Return the count of lines that hold the string "Direct", with no other words.

## Start RECORDS FOR THE EXERCISE

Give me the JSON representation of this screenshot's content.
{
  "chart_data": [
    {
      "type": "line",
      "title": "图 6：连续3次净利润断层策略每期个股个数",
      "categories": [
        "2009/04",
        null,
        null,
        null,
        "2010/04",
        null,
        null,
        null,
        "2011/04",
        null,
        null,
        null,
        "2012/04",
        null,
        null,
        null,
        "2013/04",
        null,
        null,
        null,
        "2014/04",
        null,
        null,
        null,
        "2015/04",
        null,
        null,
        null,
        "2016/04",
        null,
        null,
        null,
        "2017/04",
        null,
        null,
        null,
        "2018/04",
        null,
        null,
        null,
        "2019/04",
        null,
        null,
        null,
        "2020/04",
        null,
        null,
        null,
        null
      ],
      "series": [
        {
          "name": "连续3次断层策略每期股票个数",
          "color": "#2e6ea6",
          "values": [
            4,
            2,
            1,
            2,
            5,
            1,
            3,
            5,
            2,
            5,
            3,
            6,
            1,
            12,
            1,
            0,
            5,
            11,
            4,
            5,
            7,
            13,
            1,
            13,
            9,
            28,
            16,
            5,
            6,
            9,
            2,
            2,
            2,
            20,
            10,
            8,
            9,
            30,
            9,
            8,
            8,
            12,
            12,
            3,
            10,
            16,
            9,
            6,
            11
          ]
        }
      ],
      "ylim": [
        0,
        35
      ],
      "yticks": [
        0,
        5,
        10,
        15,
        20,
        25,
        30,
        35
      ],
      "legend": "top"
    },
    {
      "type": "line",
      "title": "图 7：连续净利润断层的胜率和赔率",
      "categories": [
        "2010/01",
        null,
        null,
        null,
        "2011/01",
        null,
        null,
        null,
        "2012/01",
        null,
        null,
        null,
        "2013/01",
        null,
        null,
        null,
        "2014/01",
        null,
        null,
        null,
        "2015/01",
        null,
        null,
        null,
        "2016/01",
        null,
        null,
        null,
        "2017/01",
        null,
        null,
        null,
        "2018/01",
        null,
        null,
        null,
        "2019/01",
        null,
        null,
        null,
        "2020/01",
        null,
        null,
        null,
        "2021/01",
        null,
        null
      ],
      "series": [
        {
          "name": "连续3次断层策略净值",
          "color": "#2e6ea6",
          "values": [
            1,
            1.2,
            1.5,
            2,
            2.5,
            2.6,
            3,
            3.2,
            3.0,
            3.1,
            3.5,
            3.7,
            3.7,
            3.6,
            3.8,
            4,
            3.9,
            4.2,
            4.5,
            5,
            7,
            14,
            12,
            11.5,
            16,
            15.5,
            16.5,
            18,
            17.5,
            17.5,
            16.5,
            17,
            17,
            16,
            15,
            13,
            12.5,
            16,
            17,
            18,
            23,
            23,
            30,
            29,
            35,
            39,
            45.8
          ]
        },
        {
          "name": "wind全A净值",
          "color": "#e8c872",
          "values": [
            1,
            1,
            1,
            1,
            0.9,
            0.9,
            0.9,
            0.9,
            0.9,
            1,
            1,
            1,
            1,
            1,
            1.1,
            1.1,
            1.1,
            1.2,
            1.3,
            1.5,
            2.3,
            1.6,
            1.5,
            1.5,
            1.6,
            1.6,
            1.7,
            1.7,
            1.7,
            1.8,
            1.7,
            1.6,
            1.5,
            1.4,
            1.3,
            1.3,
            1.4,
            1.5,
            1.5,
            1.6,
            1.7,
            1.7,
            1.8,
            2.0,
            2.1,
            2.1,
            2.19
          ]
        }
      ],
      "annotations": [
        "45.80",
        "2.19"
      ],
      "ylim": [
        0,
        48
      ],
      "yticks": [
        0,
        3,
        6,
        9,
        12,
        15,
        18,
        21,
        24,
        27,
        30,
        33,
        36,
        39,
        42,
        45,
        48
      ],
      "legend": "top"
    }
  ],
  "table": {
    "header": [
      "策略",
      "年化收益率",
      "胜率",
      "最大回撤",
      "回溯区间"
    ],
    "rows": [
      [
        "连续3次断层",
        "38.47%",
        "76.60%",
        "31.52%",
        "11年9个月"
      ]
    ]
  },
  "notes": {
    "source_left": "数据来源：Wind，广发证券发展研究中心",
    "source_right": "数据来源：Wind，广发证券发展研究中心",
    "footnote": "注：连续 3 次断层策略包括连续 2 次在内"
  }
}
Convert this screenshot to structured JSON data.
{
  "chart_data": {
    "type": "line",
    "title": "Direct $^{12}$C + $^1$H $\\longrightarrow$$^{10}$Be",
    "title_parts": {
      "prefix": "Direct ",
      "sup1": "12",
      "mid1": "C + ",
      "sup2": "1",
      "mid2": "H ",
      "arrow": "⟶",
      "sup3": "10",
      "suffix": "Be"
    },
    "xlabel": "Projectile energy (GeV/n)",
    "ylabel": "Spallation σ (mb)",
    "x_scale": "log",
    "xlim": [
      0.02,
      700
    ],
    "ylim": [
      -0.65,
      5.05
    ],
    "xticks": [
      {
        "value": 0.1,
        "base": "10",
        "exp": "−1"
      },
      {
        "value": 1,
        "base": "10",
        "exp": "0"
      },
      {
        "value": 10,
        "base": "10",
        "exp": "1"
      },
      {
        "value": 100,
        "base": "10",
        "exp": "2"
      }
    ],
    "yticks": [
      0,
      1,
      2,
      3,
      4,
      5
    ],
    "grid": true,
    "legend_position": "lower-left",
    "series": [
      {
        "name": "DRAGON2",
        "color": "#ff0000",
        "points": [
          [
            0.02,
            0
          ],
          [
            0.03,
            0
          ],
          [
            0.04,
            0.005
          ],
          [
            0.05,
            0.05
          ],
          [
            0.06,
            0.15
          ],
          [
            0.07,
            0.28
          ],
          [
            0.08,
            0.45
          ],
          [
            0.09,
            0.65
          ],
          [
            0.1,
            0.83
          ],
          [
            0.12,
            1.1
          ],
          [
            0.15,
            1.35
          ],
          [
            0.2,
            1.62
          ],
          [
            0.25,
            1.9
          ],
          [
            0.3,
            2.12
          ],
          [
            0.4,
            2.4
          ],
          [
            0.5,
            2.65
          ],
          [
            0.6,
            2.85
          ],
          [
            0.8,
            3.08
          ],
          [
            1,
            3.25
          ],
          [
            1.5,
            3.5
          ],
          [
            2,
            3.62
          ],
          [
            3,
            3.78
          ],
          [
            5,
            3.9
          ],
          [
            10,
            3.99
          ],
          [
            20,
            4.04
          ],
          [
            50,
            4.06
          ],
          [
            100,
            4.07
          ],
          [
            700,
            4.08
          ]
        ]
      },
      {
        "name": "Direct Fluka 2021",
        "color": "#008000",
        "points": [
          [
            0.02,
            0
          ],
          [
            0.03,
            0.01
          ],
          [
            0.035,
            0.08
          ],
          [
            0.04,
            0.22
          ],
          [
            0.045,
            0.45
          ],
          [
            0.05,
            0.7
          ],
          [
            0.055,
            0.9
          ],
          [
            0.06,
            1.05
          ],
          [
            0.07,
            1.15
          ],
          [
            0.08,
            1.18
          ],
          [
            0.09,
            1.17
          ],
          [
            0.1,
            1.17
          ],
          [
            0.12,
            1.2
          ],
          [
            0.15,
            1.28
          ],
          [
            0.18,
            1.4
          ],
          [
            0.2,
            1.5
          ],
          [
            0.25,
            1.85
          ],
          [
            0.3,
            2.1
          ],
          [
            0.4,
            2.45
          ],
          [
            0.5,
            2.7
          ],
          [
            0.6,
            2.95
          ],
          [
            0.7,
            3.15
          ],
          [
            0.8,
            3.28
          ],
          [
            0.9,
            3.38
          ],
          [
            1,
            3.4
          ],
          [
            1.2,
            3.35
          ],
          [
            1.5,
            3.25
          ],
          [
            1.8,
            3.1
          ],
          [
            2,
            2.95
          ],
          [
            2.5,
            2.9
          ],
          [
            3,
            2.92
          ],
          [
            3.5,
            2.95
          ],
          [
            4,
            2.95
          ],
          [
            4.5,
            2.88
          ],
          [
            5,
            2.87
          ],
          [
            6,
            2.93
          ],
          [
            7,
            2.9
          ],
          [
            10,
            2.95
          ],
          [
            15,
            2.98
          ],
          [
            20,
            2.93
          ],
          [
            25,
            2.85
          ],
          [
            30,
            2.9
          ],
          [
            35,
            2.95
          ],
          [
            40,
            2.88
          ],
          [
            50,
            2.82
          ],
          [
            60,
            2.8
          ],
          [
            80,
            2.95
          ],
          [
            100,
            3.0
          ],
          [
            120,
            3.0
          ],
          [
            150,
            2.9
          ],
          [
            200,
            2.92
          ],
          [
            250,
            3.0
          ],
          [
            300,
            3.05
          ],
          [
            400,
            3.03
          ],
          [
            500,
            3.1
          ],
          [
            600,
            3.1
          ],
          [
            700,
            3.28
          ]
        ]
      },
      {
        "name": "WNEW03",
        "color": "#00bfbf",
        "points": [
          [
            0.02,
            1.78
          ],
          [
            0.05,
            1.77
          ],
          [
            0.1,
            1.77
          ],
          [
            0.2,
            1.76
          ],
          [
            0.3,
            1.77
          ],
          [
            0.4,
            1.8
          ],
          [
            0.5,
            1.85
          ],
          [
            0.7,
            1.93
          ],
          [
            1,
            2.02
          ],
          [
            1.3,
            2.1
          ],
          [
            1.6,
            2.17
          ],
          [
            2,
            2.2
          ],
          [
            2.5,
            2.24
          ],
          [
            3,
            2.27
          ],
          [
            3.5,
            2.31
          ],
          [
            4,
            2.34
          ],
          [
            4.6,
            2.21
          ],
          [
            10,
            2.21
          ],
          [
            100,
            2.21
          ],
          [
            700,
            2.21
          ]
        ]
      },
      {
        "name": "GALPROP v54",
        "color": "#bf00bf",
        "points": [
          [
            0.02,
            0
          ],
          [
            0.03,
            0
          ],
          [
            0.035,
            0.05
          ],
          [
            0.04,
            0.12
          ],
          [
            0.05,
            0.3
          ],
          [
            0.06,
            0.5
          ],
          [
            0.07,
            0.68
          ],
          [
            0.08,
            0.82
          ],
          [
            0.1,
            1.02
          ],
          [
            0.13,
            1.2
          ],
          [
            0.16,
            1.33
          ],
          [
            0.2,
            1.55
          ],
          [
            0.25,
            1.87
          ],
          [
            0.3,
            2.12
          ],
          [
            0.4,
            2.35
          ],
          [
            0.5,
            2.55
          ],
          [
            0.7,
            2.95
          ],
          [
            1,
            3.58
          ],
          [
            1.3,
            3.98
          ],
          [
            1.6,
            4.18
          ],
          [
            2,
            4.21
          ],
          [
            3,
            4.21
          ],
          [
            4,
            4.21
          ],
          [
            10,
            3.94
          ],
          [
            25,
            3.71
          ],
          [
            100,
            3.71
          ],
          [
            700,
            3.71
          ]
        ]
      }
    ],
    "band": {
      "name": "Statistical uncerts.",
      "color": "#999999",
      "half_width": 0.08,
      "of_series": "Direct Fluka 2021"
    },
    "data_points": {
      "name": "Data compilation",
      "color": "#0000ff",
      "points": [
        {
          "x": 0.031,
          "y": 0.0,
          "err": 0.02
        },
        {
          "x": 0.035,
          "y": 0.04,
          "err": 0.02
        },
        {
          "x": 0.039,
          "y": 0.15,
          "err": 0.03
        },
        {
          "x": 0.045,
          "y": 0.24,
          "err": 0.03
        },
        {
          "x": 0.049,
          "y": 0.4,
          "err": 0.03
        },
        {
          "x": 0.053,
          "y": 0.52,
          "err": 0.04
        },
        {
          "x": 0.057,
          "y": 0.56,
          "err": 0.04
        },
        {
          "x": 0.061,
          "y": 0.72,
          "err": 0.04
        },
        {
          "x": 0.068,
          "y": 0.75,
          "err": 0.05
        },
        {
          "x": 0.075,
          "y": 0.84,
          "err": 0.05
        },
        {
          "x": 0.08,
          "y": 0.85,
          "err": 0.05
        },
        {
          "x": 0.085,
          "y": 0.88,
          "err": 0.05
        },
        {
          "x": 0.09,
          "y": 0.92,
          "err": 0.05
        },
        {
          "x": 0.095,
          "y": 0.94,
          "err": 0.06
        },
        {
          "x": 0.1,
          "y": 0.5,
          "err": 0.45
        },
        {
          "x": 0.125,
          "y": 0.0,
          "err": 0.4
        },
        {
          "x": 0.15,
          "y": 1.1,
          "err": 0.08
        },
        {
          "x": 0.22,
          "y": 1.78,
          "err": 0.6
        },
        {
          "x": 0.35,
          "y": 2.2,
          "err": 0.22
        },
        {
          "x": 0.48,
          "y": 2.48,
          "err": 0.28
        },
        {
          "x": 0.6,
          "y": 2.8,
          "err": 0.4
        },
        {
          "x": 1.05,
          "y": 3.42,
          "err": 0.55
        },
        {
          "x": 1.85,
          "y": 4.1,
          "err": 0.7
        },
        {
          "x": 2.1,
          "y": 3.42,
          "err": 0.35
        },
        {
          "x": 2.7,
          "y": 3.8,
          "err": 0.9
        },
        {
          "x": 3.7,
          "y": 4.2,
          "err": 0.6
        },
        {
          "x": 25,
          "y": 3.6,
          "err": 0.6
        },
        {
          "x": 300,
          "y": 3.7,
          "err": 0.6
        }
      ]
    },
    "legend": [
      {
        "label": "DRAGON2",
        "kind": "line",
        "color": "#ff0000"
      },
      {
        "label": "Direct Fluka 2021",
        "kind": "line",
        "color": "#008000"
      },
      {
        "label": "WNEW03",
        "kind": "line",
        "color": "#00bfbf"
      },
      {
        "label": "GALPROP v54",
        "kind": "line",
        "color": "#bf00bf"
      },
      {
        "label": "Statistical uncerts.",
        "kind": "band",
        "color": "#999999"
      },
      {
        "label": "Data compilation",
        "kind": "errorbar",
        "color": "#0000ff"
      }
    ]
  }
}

## End RECORDS FOR THE EXERCISE

WRITTEN RESPONSE :: 5